Task material:
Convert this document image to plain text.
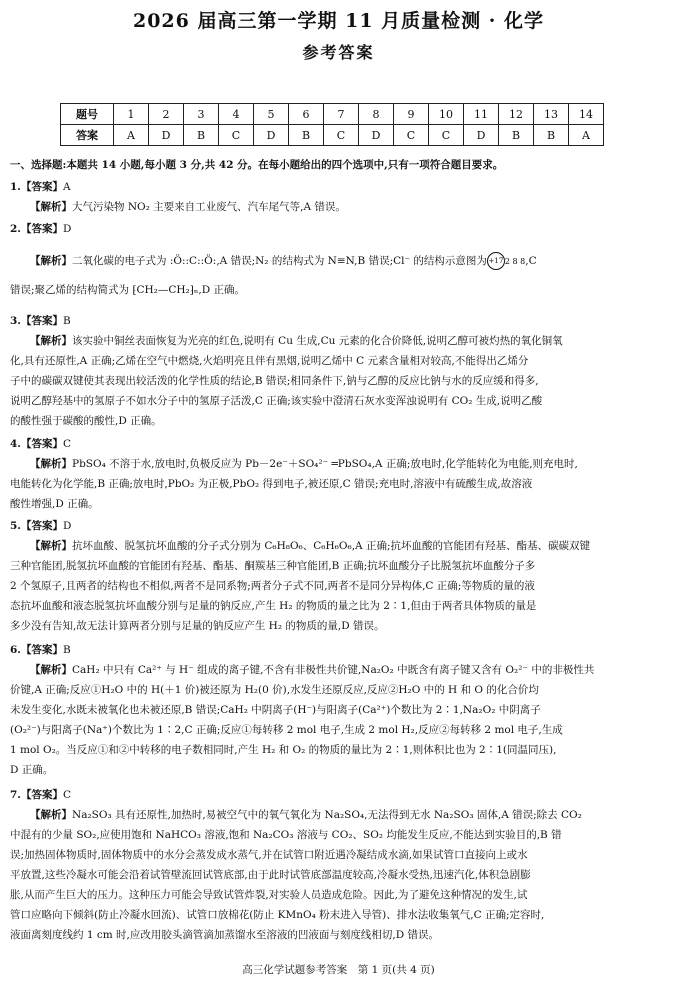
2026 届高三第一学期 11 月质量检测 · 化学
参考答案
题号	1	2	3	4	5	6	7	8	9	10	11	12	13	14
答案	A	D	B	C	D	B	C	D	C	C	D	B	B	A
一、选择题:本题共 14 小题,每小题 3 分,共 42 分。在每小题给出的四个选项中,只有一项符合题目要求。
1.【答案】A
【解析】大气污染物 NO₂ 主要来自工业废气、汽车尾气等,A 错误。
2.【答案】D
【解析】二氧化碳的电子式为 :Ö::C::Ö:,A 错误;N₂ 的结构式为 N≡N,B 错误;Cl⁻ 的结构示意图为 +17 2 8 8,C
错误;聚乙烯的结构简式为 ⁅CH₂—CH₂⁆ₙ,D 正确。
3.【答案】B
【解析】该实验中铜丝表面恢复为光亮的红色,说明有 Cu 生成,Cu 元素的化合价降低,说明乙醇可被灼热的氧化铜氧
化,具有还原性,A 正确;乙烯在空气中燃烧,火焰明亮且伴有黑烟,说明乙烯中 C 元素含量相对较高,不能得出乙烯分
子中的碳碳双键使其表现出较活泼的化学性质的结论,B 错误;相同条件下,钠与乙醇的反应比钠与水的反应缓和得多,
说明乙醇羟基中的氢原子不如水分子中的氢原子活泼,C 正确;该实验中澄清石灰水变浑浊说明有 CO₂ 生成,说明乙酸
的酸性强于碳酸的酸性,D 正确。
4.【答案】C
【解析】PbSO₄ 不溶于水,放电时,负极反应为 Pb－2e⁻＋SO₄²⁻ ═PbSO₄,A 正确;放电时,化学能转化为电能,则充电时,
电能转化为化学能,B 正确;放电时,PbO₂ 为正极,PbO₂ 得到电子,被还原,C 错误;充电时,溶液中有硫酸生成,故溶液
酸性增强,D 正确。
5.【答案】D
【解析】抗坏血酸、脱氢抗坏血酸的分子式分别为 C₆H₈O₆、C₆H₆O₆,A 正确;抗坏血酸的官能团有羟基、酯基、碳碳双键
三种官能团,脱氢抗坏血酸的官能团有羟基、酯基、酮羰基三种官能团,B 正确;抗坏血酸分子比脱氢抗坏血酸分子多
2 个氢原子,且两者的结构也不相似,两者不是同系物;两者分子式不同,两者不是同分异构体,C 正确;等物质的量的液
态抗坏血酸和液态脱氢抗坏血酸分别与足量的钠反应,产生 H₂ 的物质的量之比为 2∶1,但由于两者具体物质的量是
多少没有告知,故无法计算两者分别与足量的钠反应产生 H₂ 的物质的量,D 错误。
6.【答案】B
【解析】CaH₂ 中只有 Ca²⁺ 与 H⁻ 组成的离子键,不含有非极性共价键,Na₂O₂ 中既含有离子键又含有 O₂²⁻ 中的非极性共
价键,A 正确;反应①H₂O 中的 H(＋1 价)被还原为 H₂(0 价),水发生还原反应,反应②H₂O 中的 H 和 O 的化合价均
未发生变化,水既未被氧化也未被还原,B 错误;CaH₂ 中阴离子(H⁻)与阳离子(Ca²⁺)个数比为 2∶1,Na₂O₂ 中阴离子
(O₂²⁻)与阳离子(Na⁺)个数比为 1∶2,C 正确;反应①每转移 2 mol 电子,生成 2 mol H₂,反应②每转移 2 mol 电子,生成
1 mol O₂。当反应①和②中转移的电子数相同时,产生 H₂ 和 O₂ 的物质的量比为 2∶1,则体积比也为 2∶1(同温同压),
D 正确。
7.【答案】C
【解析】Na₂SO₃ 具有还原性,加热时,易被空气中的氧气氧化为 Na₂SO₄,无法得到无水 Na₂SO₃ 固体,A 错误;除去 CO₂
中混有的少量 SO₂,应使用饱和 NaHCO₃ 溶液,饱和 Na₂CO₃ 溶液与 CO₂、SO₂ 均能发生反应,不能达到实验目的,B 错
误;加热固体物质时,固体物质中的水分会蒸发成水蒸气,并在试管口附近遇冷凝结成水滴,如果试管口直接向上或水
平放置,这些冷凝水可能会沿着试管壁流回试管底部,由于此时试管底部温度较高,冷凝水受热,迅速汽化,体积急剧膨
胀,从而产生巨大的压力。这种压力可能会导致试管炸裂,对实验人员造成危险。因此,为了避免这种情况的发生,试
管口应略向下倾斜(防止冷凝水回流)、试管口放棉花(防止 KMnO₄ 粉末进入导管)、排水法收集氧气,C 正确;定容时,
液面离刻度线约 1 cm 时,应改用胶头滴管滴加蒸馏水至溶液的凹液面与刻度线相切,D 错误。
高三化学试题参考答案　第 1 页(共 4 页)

---

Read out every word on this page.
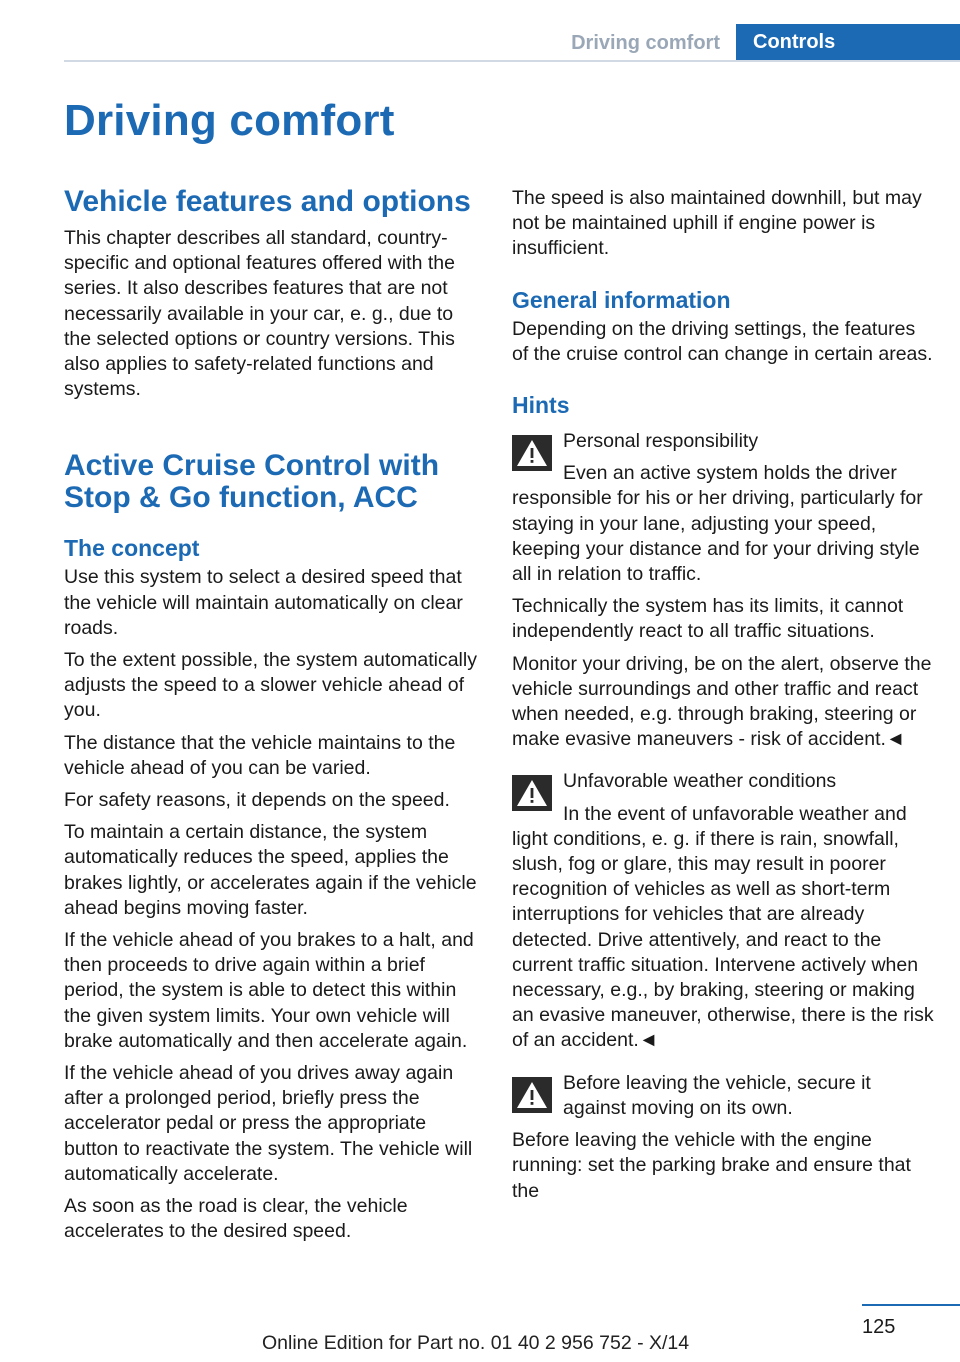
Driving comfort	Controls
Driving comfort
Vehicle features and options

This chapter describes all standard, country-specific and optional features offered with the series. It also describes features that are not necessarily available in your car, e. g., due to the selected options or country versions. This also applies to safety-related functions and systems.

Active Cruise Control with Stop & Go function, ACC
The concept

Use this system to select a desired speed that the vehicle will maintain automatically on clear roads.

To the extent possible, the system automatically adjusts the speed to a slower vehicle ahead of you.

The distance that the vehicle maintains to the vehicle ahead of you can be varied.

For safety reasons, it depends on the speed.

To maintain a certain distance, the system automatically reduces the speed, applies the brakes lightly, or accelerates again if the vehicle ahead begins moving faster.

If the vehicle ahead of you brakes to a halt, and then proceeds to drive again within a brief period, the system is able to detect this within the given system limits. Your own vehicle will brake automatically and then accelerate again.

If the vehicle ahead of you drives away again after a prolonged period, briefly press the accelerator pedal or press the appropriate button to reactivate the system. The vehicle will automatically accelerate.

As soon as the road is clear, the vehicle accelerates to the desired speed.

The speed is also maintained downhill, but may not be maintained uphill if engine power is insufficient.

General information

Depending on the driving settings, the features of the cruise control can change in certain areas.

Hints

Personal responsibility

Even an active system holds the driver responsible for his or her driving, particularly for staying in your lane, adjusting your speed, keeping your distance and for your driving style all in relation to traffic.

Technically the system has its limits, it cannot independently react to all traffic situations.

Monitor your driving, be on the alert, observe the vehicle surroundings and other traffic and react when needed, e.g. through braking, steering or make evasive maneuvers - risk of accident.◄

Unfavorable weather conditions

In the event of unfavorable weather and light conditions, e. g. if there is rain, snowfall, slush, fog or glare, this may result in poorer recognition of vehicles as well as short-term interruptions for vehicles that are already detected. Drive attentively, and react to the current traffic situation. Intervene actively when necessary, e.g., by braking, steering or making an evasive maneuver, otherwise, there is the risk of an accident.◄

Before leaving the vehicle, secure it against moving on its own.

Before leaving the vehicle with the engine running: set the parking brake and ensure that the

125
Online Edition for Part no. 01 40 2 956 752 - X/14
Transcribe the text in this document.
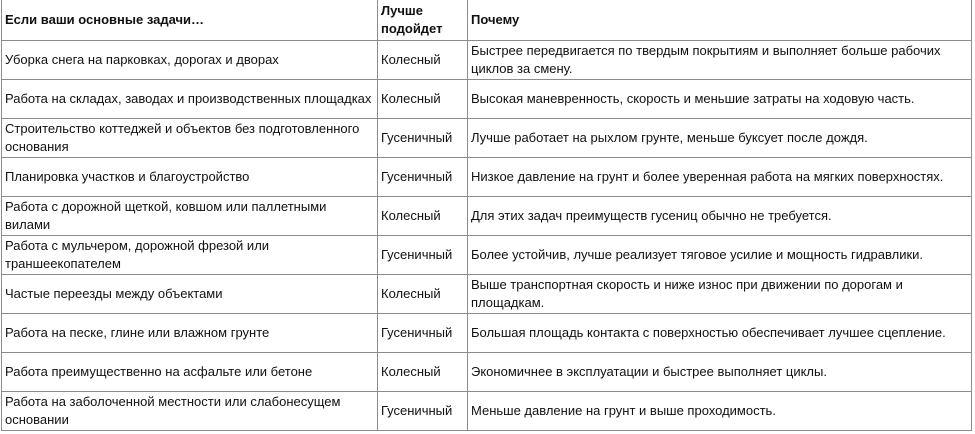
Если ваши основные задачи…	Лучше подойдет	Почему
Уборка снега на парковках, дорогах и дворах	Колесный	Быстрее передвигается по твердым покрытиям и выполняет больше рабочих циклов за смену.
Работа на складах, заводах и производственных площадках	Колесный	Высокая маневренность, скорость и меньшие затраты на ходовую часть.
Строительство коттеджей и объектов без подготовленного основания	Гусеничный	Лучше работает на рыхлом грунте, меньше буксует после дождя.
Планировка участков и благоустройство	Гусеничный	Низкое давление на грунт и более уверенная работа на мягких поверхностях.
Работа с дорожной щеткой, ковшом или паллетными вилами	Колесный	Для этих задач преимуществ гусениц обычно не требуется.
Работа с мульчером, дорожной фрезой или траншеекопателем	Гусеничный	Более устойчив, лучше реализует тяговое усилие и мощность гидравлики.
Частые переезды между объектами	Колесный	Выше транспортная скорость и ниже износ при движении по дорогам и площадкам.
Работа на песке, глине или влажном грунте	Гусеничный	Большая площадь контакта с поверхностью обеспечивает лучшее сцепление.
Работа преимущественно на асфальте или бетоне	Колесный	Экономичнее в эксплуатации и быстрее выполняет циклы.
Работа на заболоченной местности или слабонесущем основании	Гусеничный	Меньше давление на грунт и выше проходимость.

...

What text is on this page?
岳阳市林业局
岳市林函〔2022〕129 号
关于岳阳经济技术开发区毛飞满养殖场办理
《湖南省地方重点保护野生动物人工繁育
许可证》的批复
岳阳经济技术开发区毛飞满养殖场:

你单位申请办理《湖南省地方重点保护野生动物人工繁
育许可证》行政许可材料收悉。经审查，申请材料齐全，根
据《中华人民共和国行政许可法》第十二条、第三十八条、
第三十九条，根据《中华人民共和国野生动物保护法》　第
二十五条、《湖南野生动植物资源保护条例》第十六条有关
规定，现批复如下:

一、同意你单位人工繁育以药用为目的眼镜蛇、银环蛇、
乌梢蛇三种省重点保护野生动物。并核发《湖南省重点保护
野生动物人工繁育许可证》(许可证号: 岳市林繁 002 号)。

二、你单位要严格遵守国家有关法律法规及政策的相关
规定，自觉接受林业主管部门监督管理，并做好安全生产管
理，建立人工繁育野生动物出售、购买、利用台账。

Written request: Gather all lines from the records above in which "具有还原性" appears.

Answer to the exercise:
化,具有还原性,A 正确;乙烯在空气中燃烧,火焰明亮且伴有黑烟,说明乙烯中 C 元素含量相对较高,不能得出乙烯分
【解析】Na₂SO₃ 具有还原性,加热时,易被空气中的氧气氧化为 Na₂SO₄,无法得到无水 Na₂SO₃ 固体,A 错误;除去 CO₂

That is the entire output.